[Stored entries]
#####
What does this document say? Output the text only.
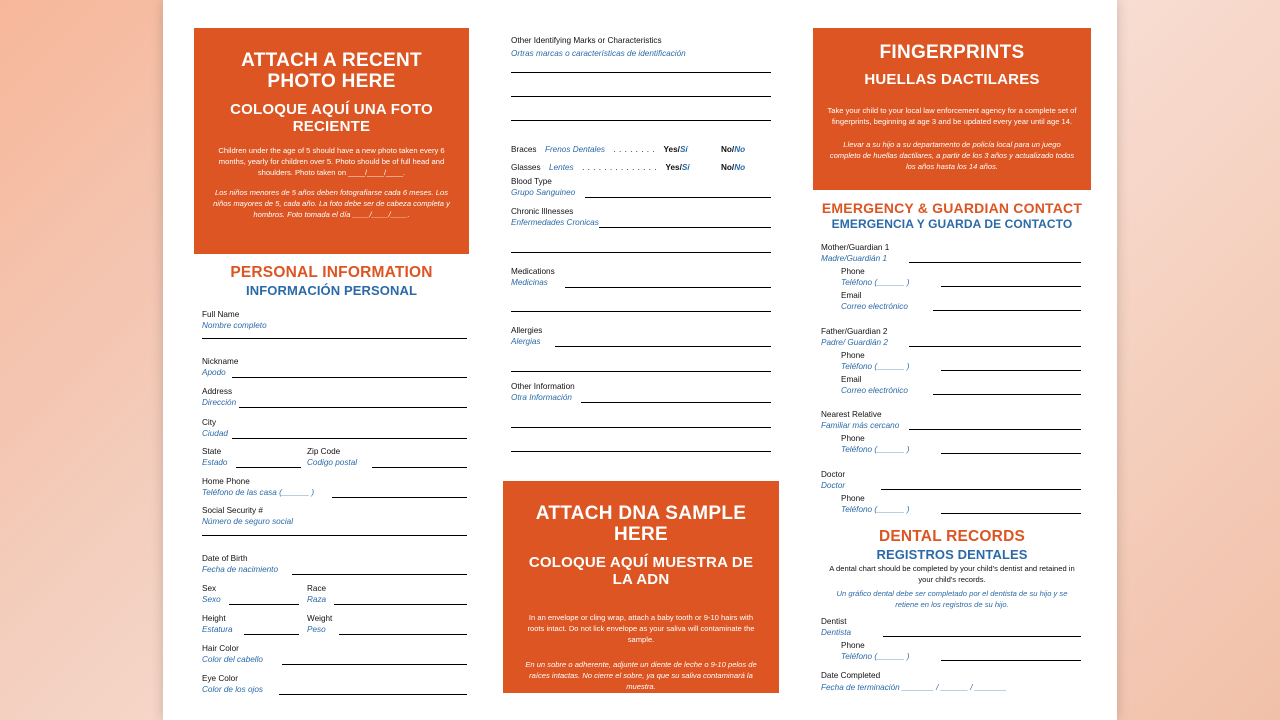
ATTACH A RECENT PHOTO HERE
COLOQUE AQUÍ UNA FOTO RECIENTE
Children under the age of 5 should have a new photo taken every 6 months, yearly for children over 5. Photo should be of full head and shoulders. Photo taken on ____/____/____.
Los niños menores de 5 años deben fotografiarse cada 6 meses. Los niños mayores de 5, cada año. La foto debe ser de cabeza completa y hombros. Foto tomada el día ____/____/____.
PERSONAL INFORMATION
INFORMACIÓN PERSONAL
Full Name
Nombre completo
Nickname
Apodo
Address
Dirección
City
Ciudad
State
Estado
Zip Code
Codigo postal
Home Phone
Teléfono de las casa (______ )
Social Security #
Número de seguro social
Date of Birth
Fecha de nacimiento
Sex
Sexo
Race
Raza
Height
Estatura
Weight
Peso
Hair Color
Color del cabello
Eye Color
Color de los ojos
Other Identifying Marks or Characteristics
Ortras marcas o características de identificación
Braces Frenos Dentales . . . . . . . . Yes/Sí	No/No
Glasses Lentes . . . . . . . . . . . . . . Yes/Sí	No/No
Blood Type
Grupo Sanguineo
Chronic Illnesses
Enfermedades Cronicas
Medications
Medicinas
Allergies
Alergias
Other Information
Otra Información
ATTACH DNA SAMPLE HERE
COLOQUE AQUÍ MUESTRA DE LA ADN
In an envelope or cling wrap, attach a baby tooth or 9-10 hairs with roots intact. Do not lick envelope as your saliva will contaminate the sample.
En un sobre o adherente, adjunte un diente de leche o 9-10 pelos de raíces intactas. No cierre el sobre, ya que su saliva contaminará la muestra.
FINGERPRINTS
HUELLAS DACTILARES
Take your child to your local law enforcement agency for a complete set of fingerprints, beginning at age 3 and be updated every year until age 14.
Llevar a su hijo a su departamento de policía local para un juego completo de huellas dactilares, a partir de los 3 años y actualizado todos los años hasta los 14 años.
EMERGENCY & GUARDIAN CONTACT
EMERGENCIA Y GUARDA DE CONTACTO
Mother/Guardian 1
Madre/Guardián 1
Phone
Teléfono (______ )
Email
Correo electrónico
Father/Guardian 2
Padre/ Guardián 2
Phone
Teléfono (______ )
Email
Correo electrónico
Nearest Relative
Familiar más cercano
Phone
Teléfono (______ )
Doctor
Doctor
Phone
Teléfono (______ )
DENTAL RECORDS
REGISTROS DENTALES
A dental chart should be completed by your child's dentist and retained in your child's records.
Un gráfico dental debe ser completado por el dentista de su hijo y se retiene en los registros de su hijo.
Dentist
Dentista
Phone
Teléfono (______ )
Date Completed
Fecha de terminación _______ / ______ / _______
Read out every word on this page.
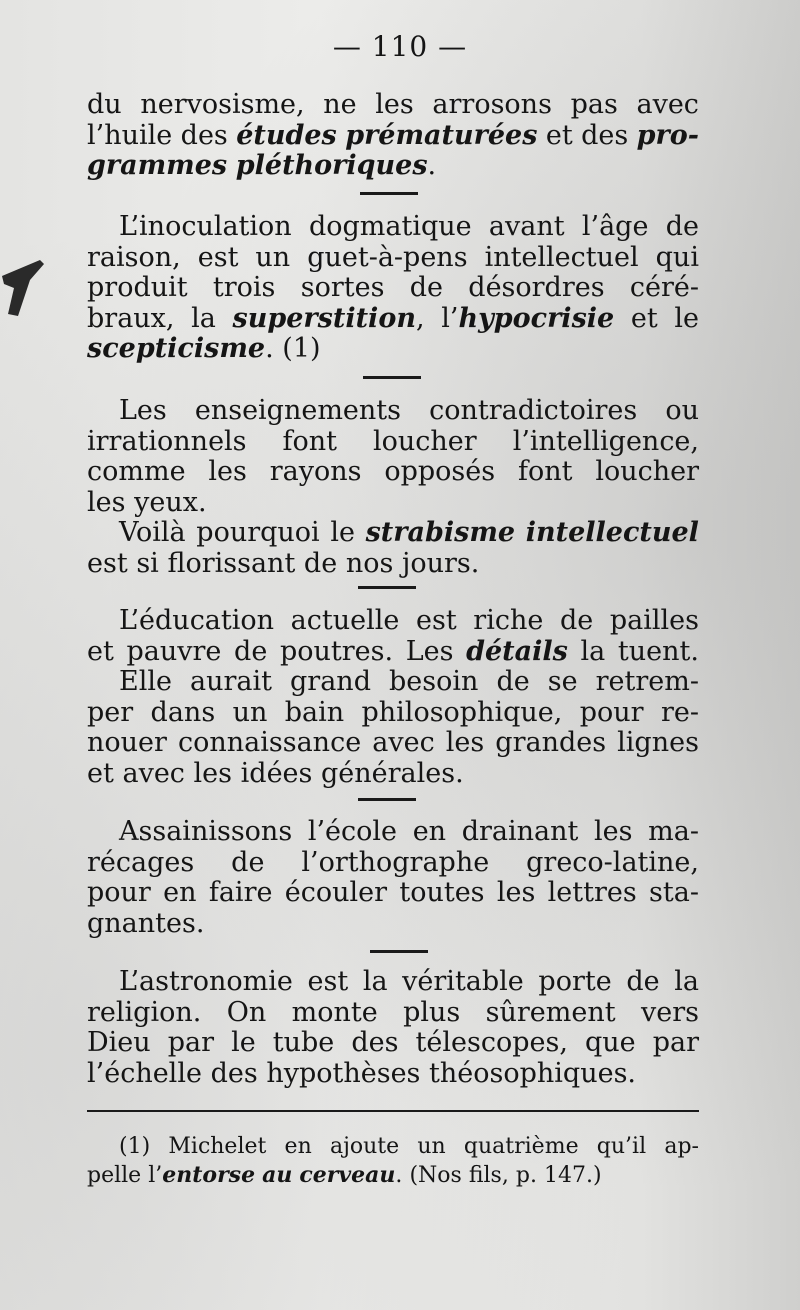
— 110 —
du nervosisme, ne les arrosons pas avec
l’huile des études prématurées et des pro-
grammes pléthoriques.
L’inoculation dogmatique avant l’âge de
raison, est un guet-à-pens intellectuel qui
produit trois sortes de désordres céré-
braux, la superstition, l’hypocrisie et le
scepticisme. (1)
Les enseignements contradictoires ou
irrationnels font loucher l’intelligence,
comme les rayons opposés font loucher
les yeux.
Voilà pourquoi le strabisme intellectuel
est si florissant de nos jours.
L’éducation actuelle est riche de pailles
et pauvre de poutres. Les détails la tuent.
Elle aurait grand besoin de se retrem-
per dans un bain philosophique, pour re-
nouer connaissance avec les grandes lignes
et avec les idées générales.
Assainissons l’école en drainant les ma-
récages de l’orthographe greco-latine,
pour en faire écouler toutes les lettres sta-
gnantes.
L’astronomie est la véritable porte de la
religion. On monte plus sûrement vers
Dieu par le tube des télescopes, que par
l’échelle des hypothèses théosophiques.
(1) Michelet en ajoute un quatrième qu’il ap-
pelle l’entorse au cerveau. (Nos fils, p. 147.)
#####
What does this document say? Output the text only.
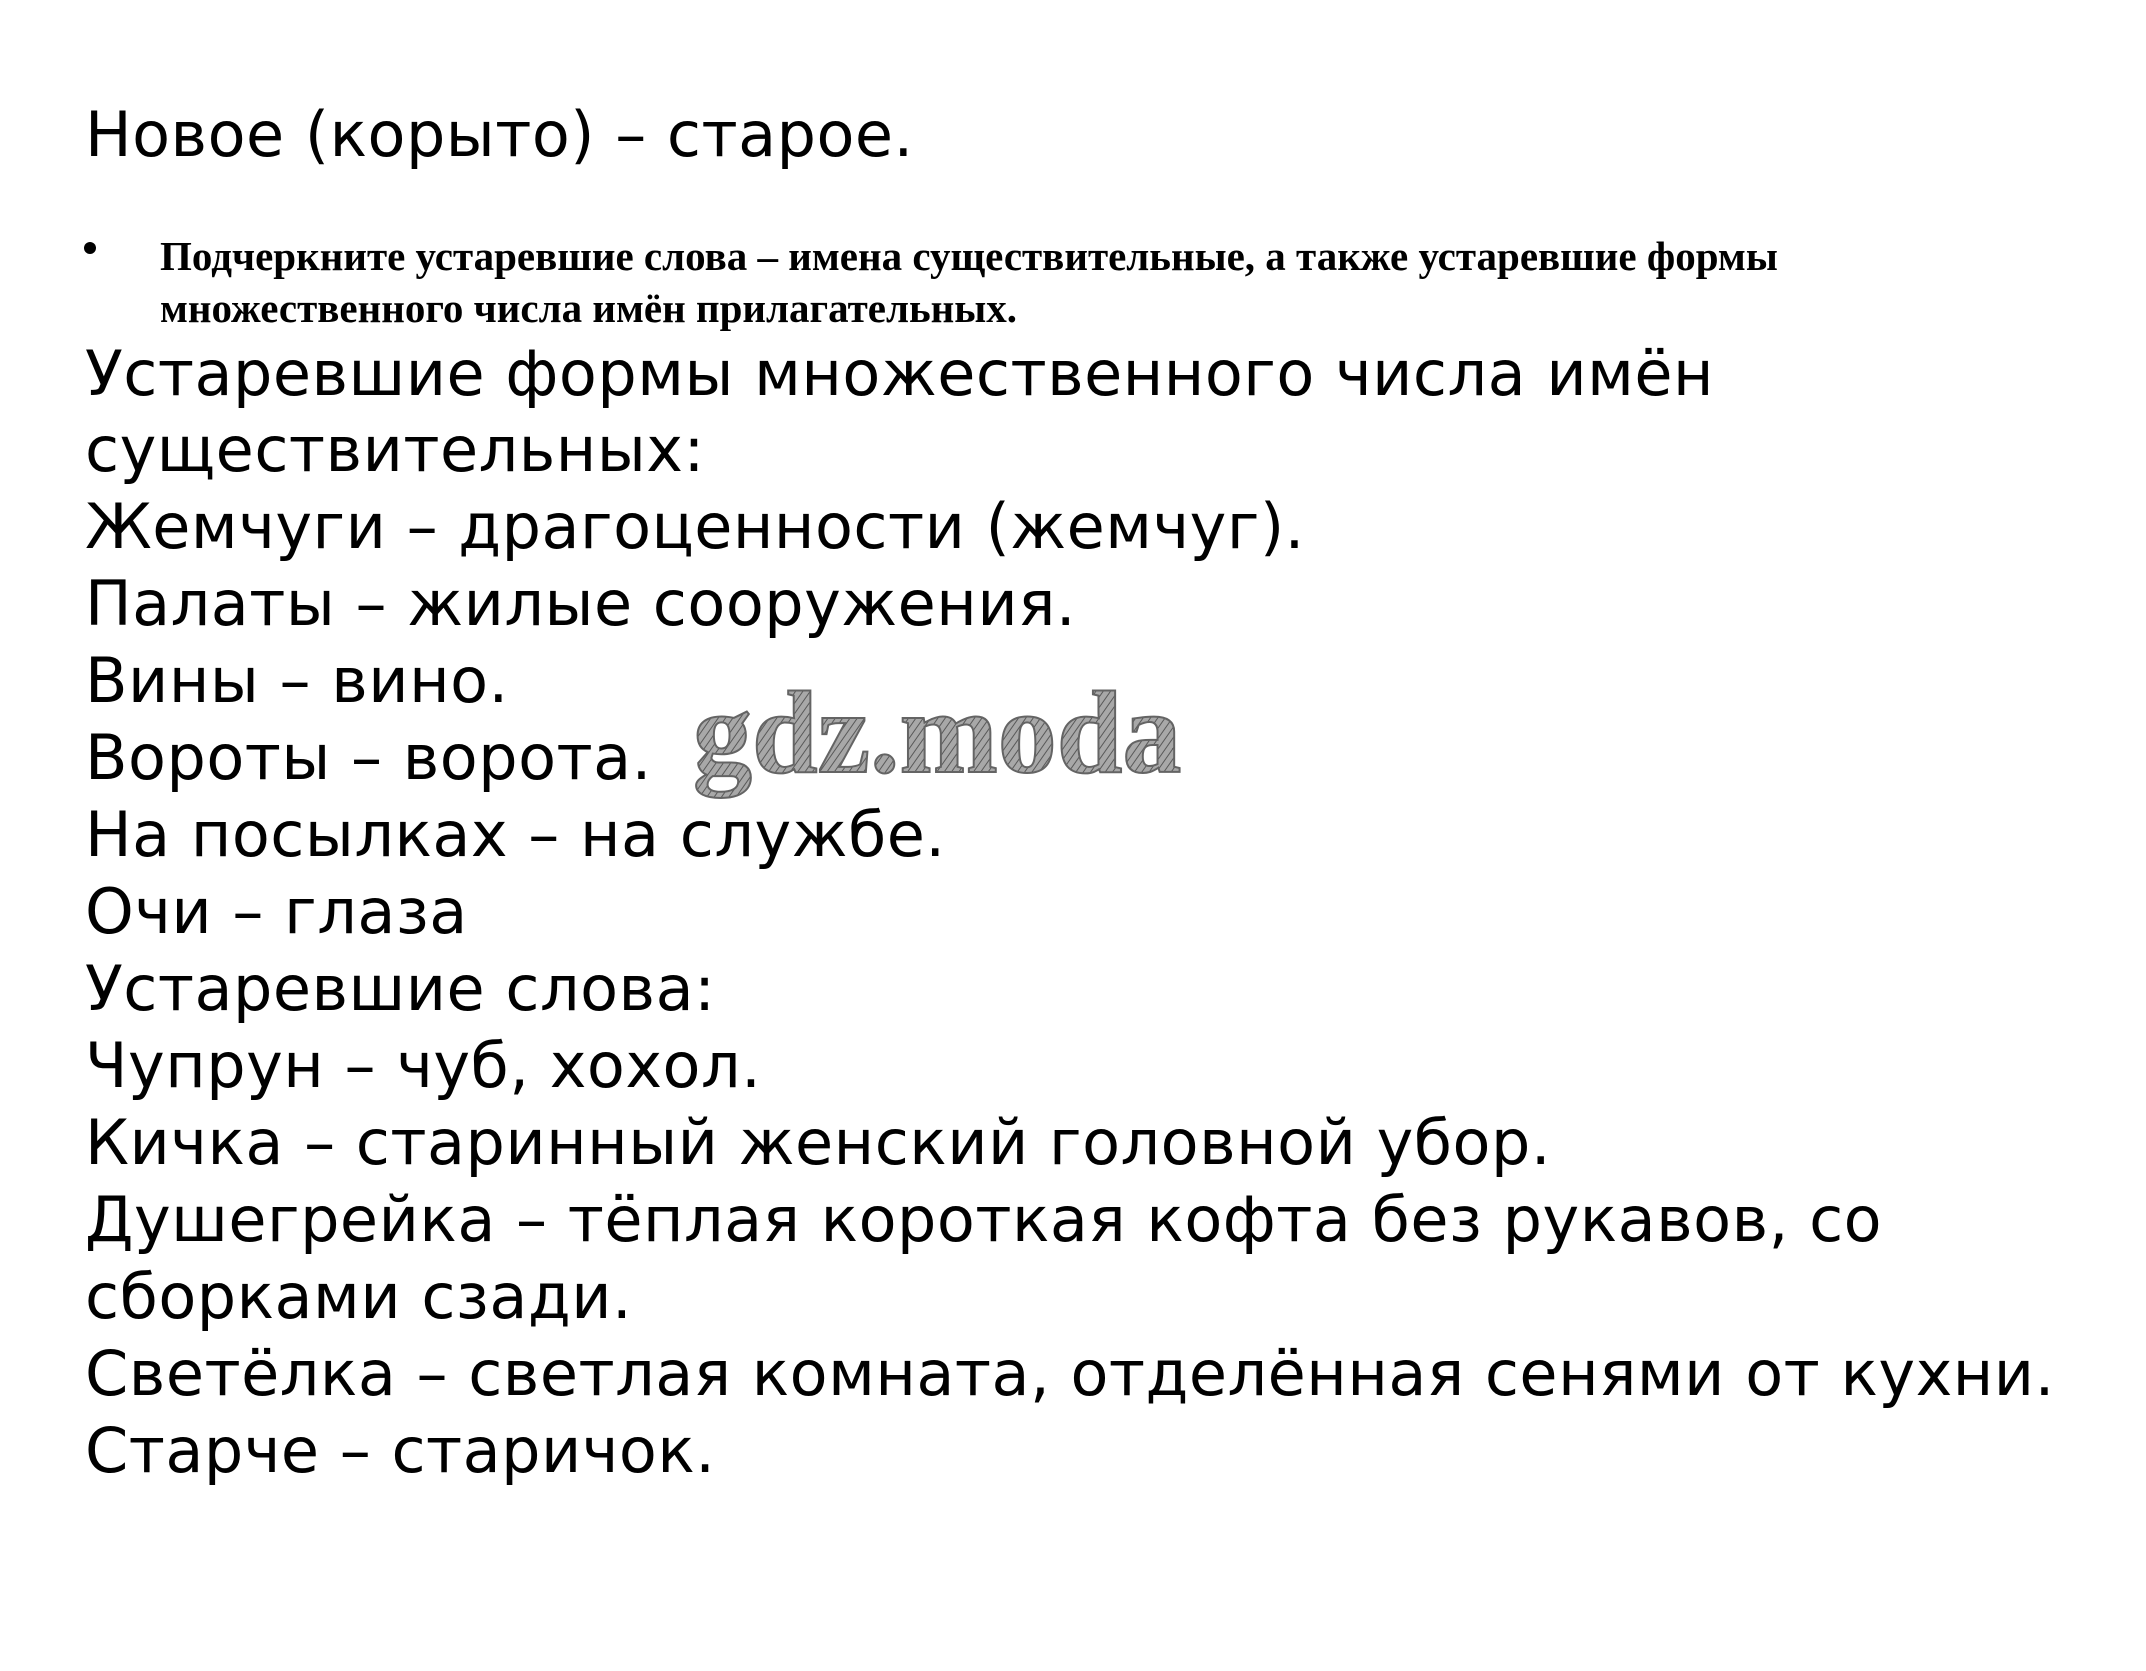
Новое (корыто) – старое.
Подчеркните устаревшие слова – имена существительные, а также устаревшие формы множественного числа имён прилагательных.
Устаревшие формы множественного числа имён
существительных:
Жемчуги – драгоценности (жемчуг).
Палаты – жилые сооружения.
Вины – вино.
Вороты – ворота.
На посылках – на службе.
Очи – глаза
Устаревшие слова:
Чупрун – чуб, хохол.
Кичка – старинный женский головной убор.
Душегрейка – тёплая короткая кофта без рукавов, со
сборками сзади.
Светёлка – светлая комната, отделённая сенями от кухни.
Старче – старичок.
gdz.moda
#####
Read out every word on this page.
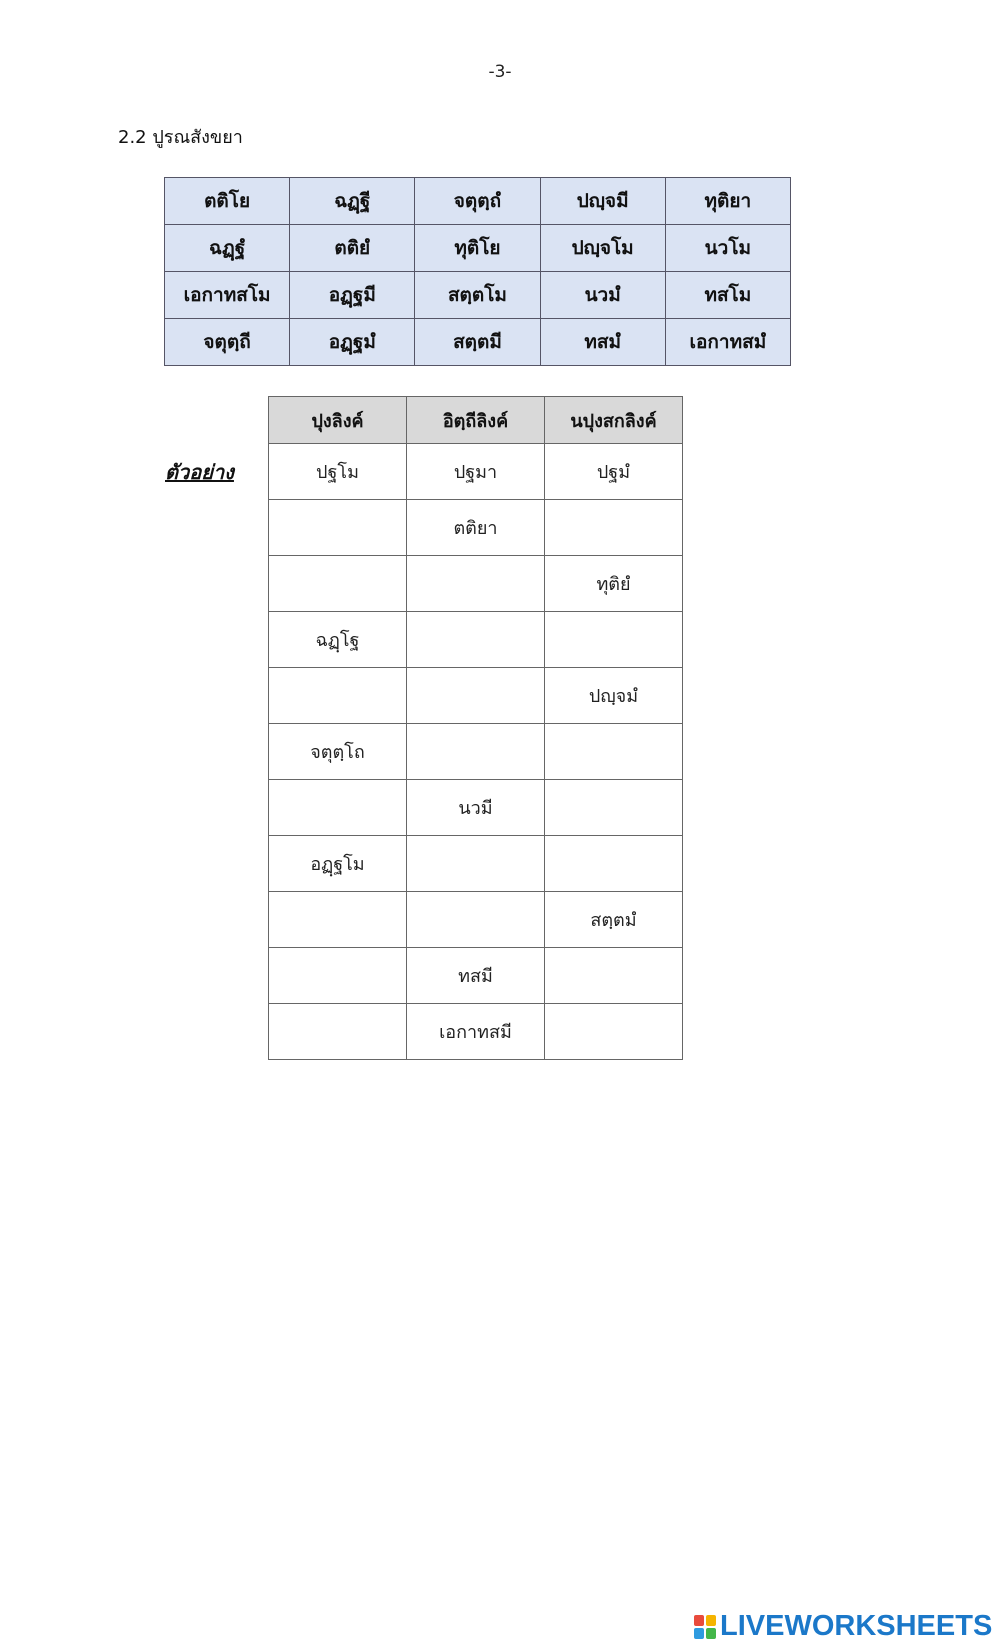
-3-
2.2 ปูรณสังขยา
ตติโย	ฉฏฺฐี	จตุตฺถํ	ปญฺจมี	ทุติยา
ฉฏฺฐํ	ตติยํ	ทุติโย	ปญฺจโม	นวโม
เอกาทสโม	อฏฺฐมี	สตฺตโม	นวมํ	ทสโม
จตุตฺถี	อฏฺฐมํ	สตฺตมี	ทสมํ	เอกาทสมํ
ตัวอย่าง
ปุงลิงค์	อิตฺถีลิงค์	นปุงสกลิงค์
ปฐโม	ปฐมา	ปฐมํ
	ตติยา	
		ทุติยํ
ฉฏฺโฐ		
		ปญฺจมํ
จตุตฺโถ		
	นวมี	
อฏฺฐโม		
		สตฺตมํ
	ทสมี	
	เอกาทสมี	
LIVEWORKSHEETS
#####
WHAT IS EXPECTED:
Return all lines containing "AQUÍ".

RESPONSE TO THE EXERCISE:
COLOQUE AQUÍ UNA FOTO RECIENTE
COLOQUE AQUÍ MUESTRA DE LA ADN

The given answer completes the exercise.